Pedido feito A:
Transcreva sem mudar nada a listagem inteira, do começo até a linha que contém "volume-bar [132, 237, 139, 247]", incluindo as duas pontas.

À sinopse: Cinquenta anos depois de uma inundação que deixou toda Nova York debaixo da água, acompanhamos a história de Molly McHugh, uma adolescente de 14 anos, que é criada como filha pelo velho Felix Orlov, conhecido como O Conjurador. Orlov vive de fazer contato com o mundo dos mortos para trazer algum conforto aos vivos, mas depois que uma sessão dá completamente errada, Molly acaba precisando da ajuda de Joe e do Sr. Church. Estes dois ocultistas não apenas sabem o que deve ser feito para que o mal não prevaleça como também têm uma luta de muitos anos com o Dr. Cocteau, um vilão que quer colocar as mãos num objeto poderoso para evocar seres longínquos.
Publicado em 2013 pelo Grupo Autêntica, sob o selo da Editora Gutenberg, o livro tem 270 páginas e se trata de uma obra ilustrada, com desenhos de Mike Mignola.
É terrível ver uma possibilidade desperdiçada e Joe Golem e a Cidade Submersa é um desses casos onde só serve para compreender o que não fazer num livro. A partir do ponto de vista de um Narrador-Consciente que acompanha a ótica de Molly, Christopher Golden, o autor, é deficitário ao não conseguir criar o mínimo de empatia da protagonista em sua relação com o leitor. Sua personagem é um poço vazio e raso de poucos acontecimentos repetidos a exaustão, enquanto destila incoerências narrativas num relacionamento, à princípio, amistoso com Joe, mas com toques sutis de tensão sexual. Aliás, seria injusto chamá-la apenas de desinteressante quando há todo um leque de personagens fracos que disputam este adjetivo. Tanto Felix Orlov, quanto Sr. Chuch e Joe sofrem de falta de substância e, como compensação, o autor Christopher Golden cria uma Nova York estranha, sem personalidade e com uma escrita nula ao falar conservadoramente da divisão de riqueza injusta e pobreza exacerbada, evidenciada após a inundação sofrida. Não há nada de especial em nenhum dos elementos apresentados, mesmo que todos sejam fantásticos em sua medida.

Dados para processar:
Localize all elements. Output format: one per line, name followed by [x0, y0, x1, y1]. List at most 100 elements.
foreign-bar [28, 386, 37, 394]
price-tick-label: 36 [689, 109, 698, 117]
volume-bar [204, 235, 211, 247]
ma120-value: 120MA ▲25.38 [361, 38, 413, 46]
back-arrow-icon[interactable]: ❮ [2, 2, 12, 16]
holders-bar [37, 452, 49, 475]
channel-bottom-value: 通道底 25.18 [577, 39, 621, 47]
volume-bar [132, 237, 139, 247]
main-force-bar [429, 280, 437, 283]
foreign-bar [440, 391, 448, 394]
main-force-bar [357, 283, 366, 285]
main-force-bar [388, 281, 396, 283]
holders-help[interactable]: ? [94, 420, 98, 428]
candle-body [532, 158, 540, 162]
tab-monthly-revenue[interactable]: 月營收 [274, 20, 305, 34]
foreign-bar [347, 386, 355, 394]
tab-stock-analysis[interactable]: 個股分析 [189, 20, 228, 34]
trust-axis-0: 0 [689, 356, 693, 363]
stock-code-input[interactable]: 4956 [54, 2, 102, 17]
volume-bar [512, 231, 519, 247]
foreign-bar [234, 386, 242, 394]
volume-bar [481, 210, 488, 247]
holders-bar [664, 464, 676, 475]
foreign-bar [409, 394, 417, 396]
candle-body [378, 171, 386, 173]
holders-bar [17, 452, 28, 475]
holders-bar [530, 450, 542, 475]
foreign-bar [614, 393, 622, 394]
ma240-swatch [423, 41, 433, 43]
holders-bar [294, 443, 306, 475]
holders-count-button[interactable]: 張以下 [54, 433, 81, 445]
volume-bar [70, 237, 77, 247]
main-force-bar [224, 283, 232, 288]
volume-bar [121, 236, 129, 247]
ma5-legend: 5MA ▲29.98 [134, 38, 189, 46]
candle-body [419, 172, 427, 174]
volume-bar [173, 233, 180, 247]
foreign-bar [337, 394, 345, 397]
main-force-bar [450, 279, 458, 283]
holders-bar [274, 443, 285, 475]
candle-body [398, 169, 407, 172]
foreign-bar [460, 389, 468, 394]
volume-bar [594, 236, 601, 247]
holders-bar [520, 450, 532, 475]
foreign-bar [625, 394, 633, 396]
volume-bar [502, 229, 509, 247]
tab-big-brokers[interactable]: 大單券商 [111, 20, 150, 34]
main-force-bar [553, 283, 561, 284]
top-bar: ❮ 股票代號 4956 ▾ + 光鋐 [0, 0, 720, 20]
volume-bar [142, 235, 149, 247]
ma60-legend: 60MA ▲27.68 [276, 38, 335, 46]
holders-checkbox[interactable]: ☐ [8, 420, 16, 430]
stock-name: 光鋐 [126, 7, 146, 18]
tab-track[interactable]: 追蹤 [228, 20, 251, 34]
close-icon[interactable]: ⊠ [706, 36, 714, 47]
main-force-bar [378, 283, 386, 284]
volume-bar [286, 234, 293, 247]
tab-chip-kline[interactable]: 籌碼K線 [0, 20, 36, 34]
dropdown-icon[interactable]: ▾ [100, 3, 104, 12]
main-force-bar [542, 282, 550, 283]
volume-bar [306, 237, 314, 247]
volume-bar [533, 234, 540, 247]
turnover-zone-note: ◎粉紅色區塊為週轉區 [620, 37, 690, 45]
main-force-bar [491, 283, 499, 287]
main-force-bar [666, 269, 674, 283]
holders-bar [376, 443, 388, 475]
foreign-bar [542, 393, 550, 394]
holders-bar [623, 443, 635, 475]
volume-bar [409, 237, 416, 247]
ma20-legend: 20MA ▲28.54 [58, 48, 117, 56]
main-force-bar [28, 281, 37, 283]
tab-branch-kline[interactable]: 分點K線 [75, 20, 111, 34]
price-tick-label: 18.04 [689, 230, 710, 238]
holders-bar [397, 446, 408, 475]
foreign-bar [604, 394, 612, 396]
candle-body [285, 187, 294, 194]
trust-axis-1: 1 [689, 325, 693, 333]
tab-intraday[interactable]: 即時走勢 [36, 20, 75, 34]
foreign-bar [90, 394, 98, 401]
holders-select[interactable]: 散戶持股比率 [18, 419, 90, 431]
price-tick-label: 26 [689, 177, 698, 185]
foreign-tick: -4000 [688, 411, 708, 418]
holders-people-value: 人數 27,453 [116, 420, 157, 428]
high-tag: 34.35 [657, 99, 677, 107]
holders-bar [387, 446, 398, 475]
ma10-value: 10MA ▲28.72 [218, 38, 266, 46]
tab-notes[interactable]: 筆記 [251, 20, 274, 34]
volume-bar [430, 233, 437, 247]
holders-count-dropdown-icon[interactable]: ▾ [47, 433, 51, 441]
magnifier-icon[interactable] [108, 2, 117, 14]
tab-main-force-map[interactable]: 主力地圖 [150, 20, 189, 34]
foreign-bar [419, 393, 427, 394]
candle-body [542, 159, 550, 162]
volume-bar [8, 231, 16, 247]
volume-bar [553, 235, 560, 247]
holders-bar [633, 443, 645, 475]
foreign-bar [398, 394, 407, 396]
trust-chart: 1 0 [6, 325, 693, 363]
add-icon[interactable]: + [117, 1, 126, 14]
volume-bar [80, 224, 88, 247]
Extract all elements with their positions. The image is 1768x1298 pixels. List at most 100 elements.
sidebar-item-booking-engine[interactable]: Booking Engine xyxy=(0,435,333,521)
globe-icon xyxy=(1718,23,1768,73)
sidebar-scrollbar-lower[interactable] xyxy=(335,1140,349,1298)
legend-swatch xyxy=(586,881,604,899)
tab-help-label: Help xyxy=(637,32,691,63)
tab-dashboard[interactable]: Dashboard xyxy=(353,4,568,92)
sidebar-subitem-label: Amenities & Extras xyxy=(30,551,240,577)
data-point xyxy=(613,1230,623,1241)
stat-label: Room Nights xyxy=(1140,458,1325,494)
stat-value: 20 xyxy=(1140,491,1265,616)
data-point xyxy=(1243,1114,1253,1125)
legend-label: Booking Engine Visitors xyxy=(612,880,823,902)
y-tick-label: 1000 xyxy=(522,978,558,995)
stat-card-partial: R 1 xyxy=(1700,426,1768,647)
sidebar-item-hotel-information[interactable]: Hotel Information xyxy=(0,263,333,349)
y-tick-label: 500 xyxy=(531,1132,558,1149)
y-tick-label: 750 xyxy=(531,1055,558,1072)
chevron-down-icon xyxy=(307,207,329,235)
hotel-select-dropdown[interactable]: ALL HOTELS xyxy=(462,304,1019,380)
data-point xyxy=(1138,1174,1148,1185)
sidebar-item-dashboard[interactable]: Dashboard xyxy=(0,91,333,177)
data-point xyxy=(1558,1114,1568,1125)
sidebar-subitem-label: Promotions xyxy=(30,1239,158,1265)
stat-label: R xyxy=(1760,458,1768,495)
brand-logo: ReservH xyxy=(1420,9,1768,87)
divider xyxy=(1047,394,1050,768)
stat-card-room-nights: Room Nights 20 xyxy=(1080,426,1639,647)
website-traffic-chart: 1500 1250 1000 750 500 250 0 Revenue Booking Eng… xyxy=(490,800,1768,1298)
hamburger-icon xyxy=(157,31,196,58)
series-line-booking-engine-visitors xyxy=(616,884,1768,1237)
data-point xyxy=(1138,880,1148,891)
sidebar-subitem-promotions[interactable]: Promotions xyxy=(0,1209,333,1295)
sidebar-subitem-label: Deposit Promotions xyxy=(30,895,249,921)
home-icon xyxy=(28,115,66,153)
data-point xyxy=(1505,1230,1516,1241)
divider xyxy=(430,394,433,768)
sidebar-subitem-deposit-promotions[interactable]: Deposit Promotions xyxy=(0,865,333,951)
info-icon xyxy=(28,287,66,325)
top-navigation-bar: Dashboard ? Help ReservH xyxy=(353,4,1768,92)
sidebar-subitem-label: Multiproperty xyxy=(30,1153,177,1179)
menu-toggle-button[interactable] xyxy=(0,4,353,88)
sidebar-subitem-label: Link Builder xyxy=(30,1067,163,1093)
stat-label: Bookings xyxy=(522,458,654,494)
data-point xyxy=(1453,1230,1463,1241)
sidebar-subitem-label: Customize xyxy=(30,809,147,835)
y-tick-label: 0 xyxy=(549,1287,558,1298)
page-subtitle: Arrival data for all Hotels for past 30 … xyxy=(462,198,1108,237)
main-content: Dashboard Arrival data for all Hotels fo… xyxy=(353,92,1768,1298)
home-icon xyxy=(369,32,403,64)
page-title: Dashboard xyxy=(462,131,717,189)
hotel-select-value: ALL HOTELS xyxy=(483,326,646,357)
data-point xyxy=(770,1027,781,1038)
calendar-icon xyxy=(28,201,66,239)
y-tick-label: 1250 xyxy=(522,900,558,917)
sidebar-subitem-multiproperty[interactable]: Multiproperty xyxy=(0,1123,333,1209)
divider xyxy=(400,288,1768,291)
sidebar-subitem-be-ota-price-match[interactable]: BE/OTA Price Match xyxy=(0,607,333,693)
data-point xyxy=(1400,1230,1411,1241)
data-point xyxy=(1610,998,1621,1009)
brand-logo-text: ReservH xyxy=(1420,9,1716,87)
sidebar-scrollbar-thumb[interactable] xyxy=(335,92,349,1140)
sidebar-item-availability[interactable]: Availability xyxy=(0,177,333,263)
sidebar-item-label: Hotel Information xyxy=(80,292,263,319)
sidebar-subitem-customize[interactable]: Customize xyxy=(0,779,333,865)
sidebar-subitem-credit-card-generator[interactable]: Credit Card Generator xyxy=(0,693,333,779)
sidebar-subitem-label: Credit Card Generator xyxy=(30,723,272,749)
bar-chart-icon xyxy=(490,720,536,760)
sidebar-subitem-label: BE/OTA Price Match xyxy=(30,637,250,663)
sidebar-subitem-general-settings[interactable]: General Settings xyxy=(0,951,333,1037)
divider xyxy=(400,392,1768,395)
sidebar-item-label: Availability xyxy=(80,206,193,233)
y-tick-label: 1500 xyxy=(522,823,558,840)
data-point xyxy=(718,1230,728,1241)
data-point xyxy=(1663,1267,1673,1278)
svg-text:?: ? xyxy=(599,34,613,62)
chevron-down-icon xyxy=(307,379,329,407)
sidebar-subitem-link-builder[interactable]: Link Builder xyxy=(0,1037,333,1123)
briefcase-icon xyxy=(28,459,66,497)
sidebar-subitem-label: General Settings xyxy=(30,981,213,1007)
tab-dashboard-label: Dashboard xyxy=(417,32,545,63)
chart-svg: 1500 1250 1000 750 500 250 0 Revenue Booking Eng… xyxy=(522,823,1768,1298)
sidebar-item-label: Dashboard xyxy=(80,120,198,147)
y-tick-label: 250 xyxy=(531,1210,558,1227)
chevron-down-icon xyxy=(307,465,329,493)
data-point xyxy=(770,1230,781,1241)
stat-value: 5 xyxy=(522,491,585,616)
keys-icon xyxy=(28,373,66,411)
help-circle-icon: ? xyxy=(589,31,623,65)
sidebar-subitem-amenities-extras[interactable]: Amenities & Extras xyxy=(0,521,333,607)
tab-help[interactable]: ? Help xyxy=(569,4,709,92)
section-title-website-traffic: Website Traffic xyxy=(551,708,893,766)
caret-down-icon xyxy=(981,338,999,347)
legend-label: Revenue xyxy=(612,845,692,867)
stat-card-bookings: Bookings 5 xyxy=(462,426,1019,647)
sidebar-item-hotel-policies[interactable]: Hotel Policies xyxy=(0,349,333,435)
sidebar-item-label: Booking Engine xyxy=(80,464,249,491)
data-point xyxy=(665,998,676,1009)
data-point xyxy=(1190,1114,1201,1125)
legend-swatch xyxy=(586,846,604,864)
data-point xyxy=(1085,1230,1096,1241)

Pedido feito B:
Escreva a continuação da resenha sobre Joe Golem e a Cidade Submersa a partir do ponto em que ela para.

Resposta escrita A:
Localize all elements. Output format: one per line, name followed by [x0, y0, x1, y1]. List at most 100 elements.
foreign-bar [28, 386, 37, 394]
price-tick-label: 36 [689, 109, 698, 117]
volume-bar [204, 235, 211, 247]
ma120-value: 120MA ▲25.38 [361, 38, 413, 46]
back-arrow-icon[interactable]: ❮ [2, 2, 12, 16]
holders-bar [37, 452, 49, 475]
channel-bottom-value: 通道底 25.18 [577, 39, 621, 47]
volume-bar [132, 237, 139, 247]

Resposta escrita B:
Tudo isto é somado à pressa do autor no desenvolvimento das relações. Molly é arredia e independente num momento para no capítulo seguinte ser insegura e amedrontada. Se numa página ela desconfia de Joe, poucas depois sente falta e pensa em como ele cuidava dela. O Sr. Church, como mentor intelectual dos protagonistas tem picos de sapiência, mas decresce violentamente em seguida, assim como as suas raras camadas são jogadas a esmo e sem impacto algum. Dr. Cocteau consegue trazer um tom inicialmente mais interessante à dicotomia, mas logo em seguida reflete o clichê da vilania ruim: sorrisos maléficos, instabilidade mental previsivelmente errática e irrisória, planos do mal sem muito sentido dentro do contexto da história.
Mas o pior dos personagens é focado em Joe. Seu coprotagonismo é opaco, sem nenhum tipo de vida, o que o reduz a uma força bruta. O único drama do personagem, o mistério em torno de sua origem, perde qualquer força pelo simples fato de que o título entrega já de cara. Se o nome da história é Joe GOLEM e a Cidade Submersa, deduz-se, naturalmente, que Joe é um Golem (Sem palmas, por favor). Golens são seres de pedra ou barro que, segundo as lendas, vêm à vida com um processo divino e têm a função de proteger. Ao direcionar a narrativa muito mais no “mistério” de quem é Joe e sua origem, a história se torna pura enrolação dada a quantidade de páginas (mais da metade do livro) para ter resolução.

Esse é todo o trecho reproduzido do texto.